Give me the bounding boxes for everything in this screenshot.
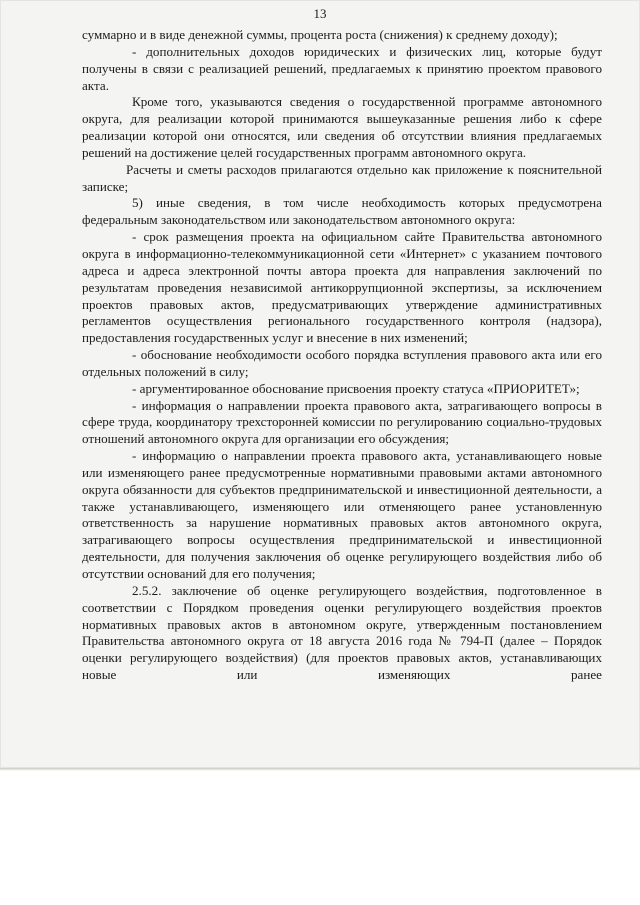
paragraph-3: Кроме того, указываются сведения о государственной программе автономного округа, для реализации которой принимаются вышеуказанные решения либо к сфере реализации которой они относятся, или сведения об отсутствии влияния предлагаемых решений на достижение целей государственных программ автономного округа. bbox=[82, 94, 602, 160]
paragraph-9: - информация о направлении проекта правового акта, затрагивающего вопросы в сфере труда, координатору трехсторонней комиссии по регулированию социально-трудовых отношений автономного округа для организации его обсуждения; bbox=[82, 397, 602, 447]
paragraph-1: суммарно и в виде денежной суммы, процента роста (снижения) к среднему доходу); bbox=[82, 27, 558, 42]
paragraph-2: - дополнительных доходов юридических и физических лиц, которые будут получены в связи с реализацией решений, предлагаемых к принятию проектом правового акта. bbox=[82, 43, 602, 93]
paragraph-5: 5) иные сведения, в том числе необходимость которых предусмотрена федеральным законодательством или законодательством автономного округа: bbox=[82, 195, 602, 228]
paragraph-10: - информацию о направлении проекта правового акта, устанавливающего новые или изменяющего ранее предусмотренные нормативными правовыми актами автономного округа обязанности для субъектов предпринимательской и инвестиционной деятельности, а также устанавливающего, изменяющего или отменяющего ранее установленную ответственность за нарушение нормативных правовых актов автономного округа, затрагивающего вопросы осуществления предпринимательской и инвестиционной деятельности, для получения заключения об оценке регулирующего воздействия либо об отсутствии оснований для его получения; bbox=[82, 448, 602, 581]
body-text bbox=[82, 27, 602, 684]
paragraph-8: - аргументированное обоснование присвоения проекту статуса «ПРИОРИТЕТ»; bbox=[132, 380, 580, 396]
scan-edge bbox=[0, 768, 640, 771]
paragraph-11: 2.5.2. заключение об оценке регулирующего воздействия, подготовленное в соответствии с Порядком проведения оценки регулирующего воздействия проектов нормативных правовых актов в автономном округе, утвержденным постановлением Правительства автономного округа от 18 августа 2016 года № 794-П (далее – Порядок оценки регулирующего воздействия) (для проектов правовых актов, устанавливающих новые или изменяющих ранее bbox=[82, 582, 602, 683]
paragraph-7: - обоснование необходимости особого порядка вступления правового акта или его отдельных положений в силу; bbox=[82, 347, 602, 379]
paragraph-4: Расчеты и сметы расходов прилагаются отдельно как приложение к пояснительной записке; bbox=[82, 161, 602, 194]
paragraph-6: - срок размещения проекта на официальном сайте Правительства автономного округа в информационно-телекоммуникационной сети «Интернет» с указанием почтового адреса и адреса электронной почты автора проекта для направления заключений по результатам проведения независимой антикоррупционной экспертизы, за исключением проектов правовых актов, предусматривающих утверждение административных регламентов осуществления регионального государственного контроля (надзора), предоставления государственных услуг и внесение в них изменений; bbox=[82, 229, 602, 346]
page-number: 13 bbox=[313, 6, 327, 21]
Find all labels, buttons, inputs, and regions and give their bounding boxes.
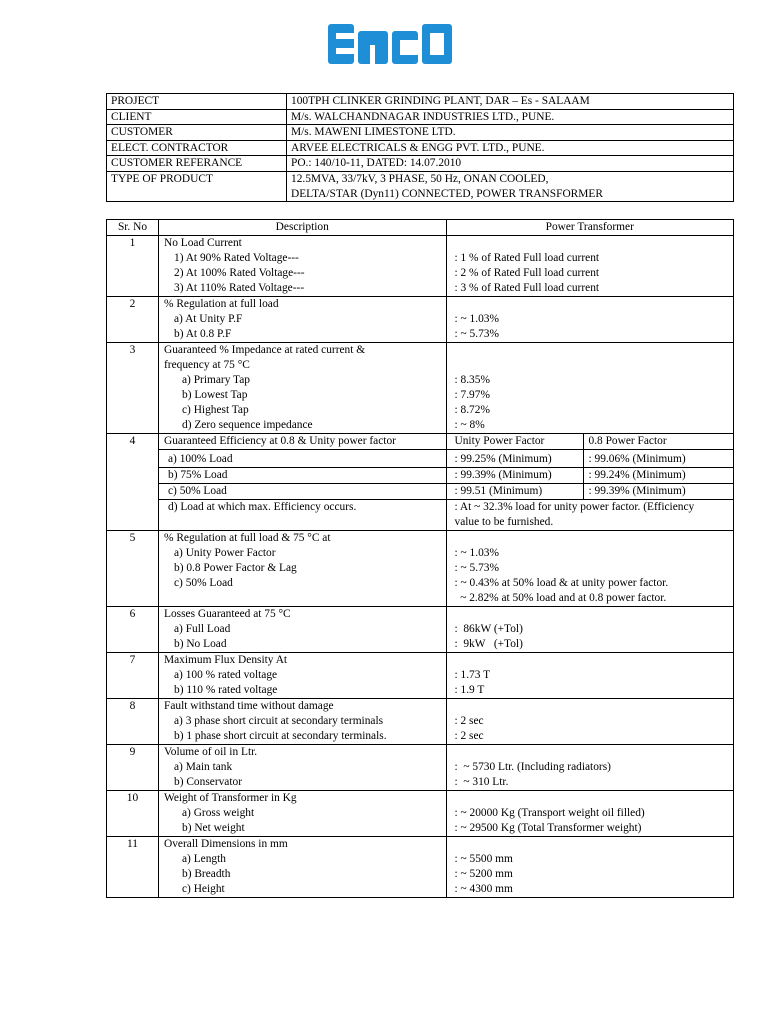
row-item: a) Primary Tap: [182, 374, 250, 386]
value-cell: [446, 791, 734, 837]
emco-logo: [326, 21, 454, 67]
description-cell: [159, 531, 447, 607]
value-cell: [446, 434, 734, 531]
sr-no: 9: [107, 745, 159, 791]
row-title: frequency at 75 °C: [164, 359, 250, 371]
row-item: b) Lowest Tap: [182, 389, 248, 401]
row-value: value to be furnished.: [454, 516, 554, 528]
row-item: a) Full Load: [174, 623, 231, 635]
max-efficiency-value: [447, 500, 734, 531]
row-value: : ~ 5200 mm: [454, 868, 513, 880]
sr-no: 4: [107, 434, 159, 531]
row-item: b) 75% Load: [159, 468, 446, 484]
info-key: PROJECT: [107, 94, 287, 110]
row-value: : ~ 5730 Ltr. (Including radiators): [454, 761, 611, 773]
row-item: d) Zero sequence impedance: [182, 419, 313, 431]
row-value: : 1.9 T: [454, 684, 485, 696]
value-cell: [446, 607, 734, 653]
info-row-customer: [107, 125, 734, 141]
info-value: 100TPH CLINKER GRINDING PLANT, DAR – Es - SALAAM: [287, 94, 734, 110]
spec-row-10: [107, 791, 734, 837]
value-cell: [446, 297, 734, 343]
info-key: CUSTOMER REFERANCE: [107, 156, 287, 172]
row-value: : 8.72%: [454, 404, 490, 416]
header-power-transformer: Power Transformer: [446, 220, 734, 236]
info-value-line: 12.5MVA, 33/7kV, 3 PHASE, 50 Hz, ONAN COOLED,: [291, 172, 549, 185]
row-value: : At ~ 32.3% load for unity power factor. (Efficiency: [454, 501, 695, 513]
pf08-value: : 99.06% (Minimum): [583, 450, 733, 468]
unity-value: : 99.25% (Minimum): [447, 450, 584, 468]
row-item: c) Highest Tap: [182, 404, 249, 416]
row-title: Overall Dimensions in mm: [164, 838, 288, 850]
col-unity-power-factor: Unity Power Factor: [447, 434, 584, 450]
pf08-value: : 99.24% (Minimum): [583, 468, 733, 484]
info-row-type-of-product: [107, 171, 734, 201]
row-item: c) 50% Load: [174, 577, 233, 589]
col-08-power-factor: 0.8 Power Factor: [588, 435, 667, 447]
description-cell: [159, 699, 447, 745]
description-cell: [159, 297, 447, 343]
row-value: : 3 % of Rated Full load current: [454, 282, 600, 294]
value-cell: [446, 745, 734, 791]
description-cell: [159, 791, 447, 837]
sr-no: 6: [107, 607, 159, 653]
spec-row-9: [107, 745, 734, 791]
info-row-customer-reference: [107, 156, 734, 172]
row-item: b) No Load: [174, 638, 227, 650]
info-key: TYPE OF PRODUCT: [107, 171, 287, 201]
info-key: CLIENT: [107, 109, 287, 125]
info-key: ELECT. CONTRACTOR: [107, 140, 287, 156]
row-title: Losses Guaranteed at 75 °C: [164, 608, 291, 620]
row-title: Volume of oil in Ltr.: [164, 746, 258, 758]
info-value: [287, 171, 734, 201]
row-title: Guaranteed % Impedance at rated current &: [164, 344, 366, 356]
row-item: d) Load at which max. Efficiency occurs.: [159, 500, 446, 531]
sr-no: 10: [107, 791, 159, 837]
row-value: : 86kW (+Tol): [454, 623, 523, 635]
row-item: a) 100 % rated voltage: [174, 669, 278, 681]
description-cell: [159, 434, 447, 531]
spec-row-2: [107, 297, 734, 343]
row-value: : 8.35%: [454, 374, 490, 386]
row-value: : ~ 5500 mm: [454, 853, 513, 865]
row-title: Weight of Transformer in Kg: [164, 792, 297, 804]
row-value: : ~ 0.43% at 50% load & at unity power factor.: [454, 577, 669, 589]
info-row-project: [107, 94, 734, 110]
row-item: b) 110 % rated voltage: [174, 684, 278, 696]
row-value: : 2 sec: [454, 715, 484, 727]
spec-row-5: [107, 531, 734, 607]
pf08-value: : 99.39% (Minimum): [583, 484, 733, 500]
row-item: b) Conservator: [174, 776, 243, 788]
info-value: ARVEE ELECTRICALS & ENGG PVT. LTD., PUNE.: [287, 140, 734, 156]
value-cell: [446, 653, 734, 699]
row-value: ~ 2.82% at 50% load and at 0.8 power factor.: [454, 592, 667, 604]
row-value: : ~ 8%: [454, 419, 485, 431]
row-value: : ~ 1.03%: [454, 313, 499, 325]
row-item: a) 100% Load: [159, 450, 446, 468]
row-value: : 9kW (+Tol): [454, 638, 523, 650]
spec-row-4: [107, 434, 734, 531]
row-value: : ~ 5.73%: [454, 562, 499, 574]
row-title: Guaranteed Efficiency at 0.8 & Unity power factor: [164, 435, 396, 447]
row-item: b) At 0.8 P.F: [174, 328, 232, 340]
value-cell: [446, 837, 734, 898]
project-info-table: [106, 93, 734, 202]
info-row-client: [107, 109, 734, 125]
row-title: % Regulation at full load: [164, 298, 279, 310]
emco-logo-graphic: [326, 21, 454, 67]
row-value: : 1.73 T: [454, 669, 491, 681]
row-value: : 2 sec: [454, 730, 484, 742]
row-item: c) Height: [182, 883, 225, 895]
row-value: : 2 % of Rated Full load current: [454, 267, 600, 279]
row-item: a) Unity Power Factor: [174, 547, 276, 559]
row-item: b) Net weight: [182, 822, 245, 834]
spec-row-7: [107, 653, 734, 699]
info-key: CUSTOMER: [107, 125, 287, 141]
row-item: c) 50% Load: [159, 484, 446, 500]
row-title: No Load Current: [164, 237, 242, 249]
row-title: Fault withstand time without damage: [164, 700, 334, 712]
sr-no: 1: [107, 236, 159, 297]
row-item: a) Main tank: [174, 761, 233, 773]
info-value: M/s. MAWENI LIMESTONE LTD.: [287, 125, 734, 141]
row-item: b) 0.8 Power Factor & Lag: [174, 562, 297, 574]
row-item: a) Length: [182, 853, 226, 865]
unity-value: : 99.51 (Minimum): [447, 484, 584, 500]
spec-header-row: [107, 220, 734, 236]
efficiency-value-subtable: [447, 434, 734, 530]
value-cell: [446, 699, 734, 745]
value-cell: [446, 236, 734, 297]
sr-no: 7: [107, 653, 159, 699]
row-value: : ~ 5.73%: [454, 328, 499, 340]
header-sr-no: Sr. No: [107, 220, 159, 236]
spec-row-1: [107, 236, 734, 297]
sr-no: 8: [107, 699, 159, 745]
info-value-line: DELTA/STAR (Dyn11) CONNECTED, POWER TRANSFORMER: [291, 187, 603, 200]
value-cell: [446, 343, 734, 434]
info-row-elect-contractor: [107, 140, 734, 156]
row-value: : ~ 310 Ltr.: [454, 776, 509, 788]
row-item: a) Gross weight: [182, 807, 255, 819]
description-cell: [159, 745, 447, 791]
row-value: : 1 % of Rated Full load current: [454, 252, 600, 264]
spec-row-6: [107, 607, 734, 653]
row-value: : ~ 29500 Kg (Total Transformer weight): [454, 822, 642, 834]
description-cell: [159, 653, 447, 699]
spec-row-8: [107, 699, 734, 745]
sr-no: 5: [107, 531, 159, 607]
info-value: PO.: 140/10-11, DATED: 14.07.2010: [287, 156, 734, 172]
description-cell: [159, 236, 447, 297]
description-cell: [159, 837, 447, 898]
description-cell: [159, 343, 447, 434]
row-item: 2) At 100% Rated Voltage---: [174, 267, 305, 279]
row-item: 3) At 110% Rated Voltage---: [174, 282, 305, 294]
efficiency-description-subtable: [159, 434, 446, 530]
spec-row-11: [107, 837, 734, 898]
row-item: b) 1 phase short circuit at secondary terminals.: [174, 730, 387, 742]
row-value: : ~ 20000 Kg (Transport weight oil filled): [454, 807, 645, 819]
sr-no: 2: [107, 297, 159, 343]
value-cell: [446, 531, 734, 607]
spec-row-3: [107, 343, 734, 434]
row-title: % Regulation at full load & 75 °C at: [164, 532, 331, 544]
row-item: a) 3 phase short circuit at secondary terminals: [174, 715, 384, 727]
unity-value: : 99.39% (Minimum): [447, 468, 584, 484]
row-title: Maximum Flux Density At: [164, 654, 288, 666]
specification-table: [106, 219, 734, 898]
sr-no: 11: [107, 837, 159, 898]
row-item: b) Breadth: [182, 868, 231, 880]
info-value: M/s. WALCHANDNAGAR INDUSTRIES LTD., PUNE.: [287, 109, 734, 125]
sr-no: 3: [107, 343, 159, 434]
row-value: : 7.97%: [454, 389, 490, 401]
description-cell: [159, 607, 447, 653]
row-value: : ~ 1.03%: [454, 547, 499, 559]
row-value: : ~ 4300 mm: [454, 883, 513, 895]
row-item: 1) At 90% Rated Voltage---: [174, 252, 299, 264]
row-item: a) At Unity P.F: [174, 313, 243, 325]
header-description: Description: [159, 220, 447, 236]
☆ ☆ ☆ ☆ ☆
_Instructions for the task_
Give the lines of the material again, starting with the line containing "row-item: a) Primary" and going on through the line containing "value-cell: [446, 745, 734, 791]", with every "description-cell" replaced by "detail-cell" and nothing else changed.

_Expected answer_
row-item: a) Primary Tap: [182, 374, 250, 386]
value-cell: [446, 791, 734, 837]
emco-logo: [326, 21, 454, 67]
detail-cell: [159, 531, 447, 607]
value-cell: [446, 434, 734, 531]
sr-no: 9: [107, 745, 159, 791]
row-title: frequency at 75 °C: [164, 359, 250, 371]
row-item: b) Lowest Tap: [182, 389, 248, 401]
row-value: value to be furnished.: [454, 516, 554, 528]
row-item: a) Full Load: [174, 623, 231, 635]
max-efficiency-value: [447, 500, 734, 531]
row-value: : ~ 5200 mm: [454, 868, 513, 880]
sr-no: 4: [107, 434, 159, 531]
row-item: b) 75% Load: [159, 468, 446, 484]
info-key: PROJECT: [107, 94, 287, 110]
row-value: : ~ 5730 Ltr. (Including radiators): [454, 761, 611, 773]
row-item: d) Zero sequence impedance: [182, 419, 313, 431]
row-value: : 1.9 T: [454, 684, 485, 696]
value-cell: [446, 607, 734, 653]
info-row-customer: [107, 125, 734, 141]
info-value: 100TPH CLINKER GRINDING PLANT, DAR – Es - SALAAM: [287, 94, 734, 110]
spec-row-10: [107, 791, 734, 837]
value-cell: [446, 297, 734, 343]
info-key: CUSTOMER REFERANCE: [107, 156, 287, 172]
row-value: : 8.72%: [454, 404, 490, 416]
header-power-transformer: Power Transformer: [446, 220, 734, 236]
info-value-line: 12.5MVA, 33/7kV, 3 PHASE, 50 Hz, ONAN COOLED,: [291, 172, 549, 185]
row-value: : At ~ 32.3% load for unity power factor. (Efficiency: [454, 501, 695, 513]
pf08-value: : 99.06% (Minimum): [583, 450, 733, 468]
unity-value: : 99.25% (Minimum): [447, 450, 584, 468]
row-item: c) Highest Tap: [182, 404, 249, 416]
row-title: Overall Dimensions in mm: [164, 838, 288, 850]
col-unity-power-factor: Unity Power Factor: [447, 434, 584, 450]
pf08-value: : 99.24% (Minimum): [583, 468, 733, 484]
info-row-type-of-product: [107, 171, 734, 201]
row-item: c) 50% Load: [174, 577, 233, 589]
col-08-power-factor: 0.8 Power Factor: [588, 435, 667, 447]
detail-cell: [159, 699, 447, 745]
detail-cell: [159, 297, 447, 343]
row-value: : 3 % of Rated Full load current: [454, 282, 600, 294]
value-cell: [446, 745, 734, 791]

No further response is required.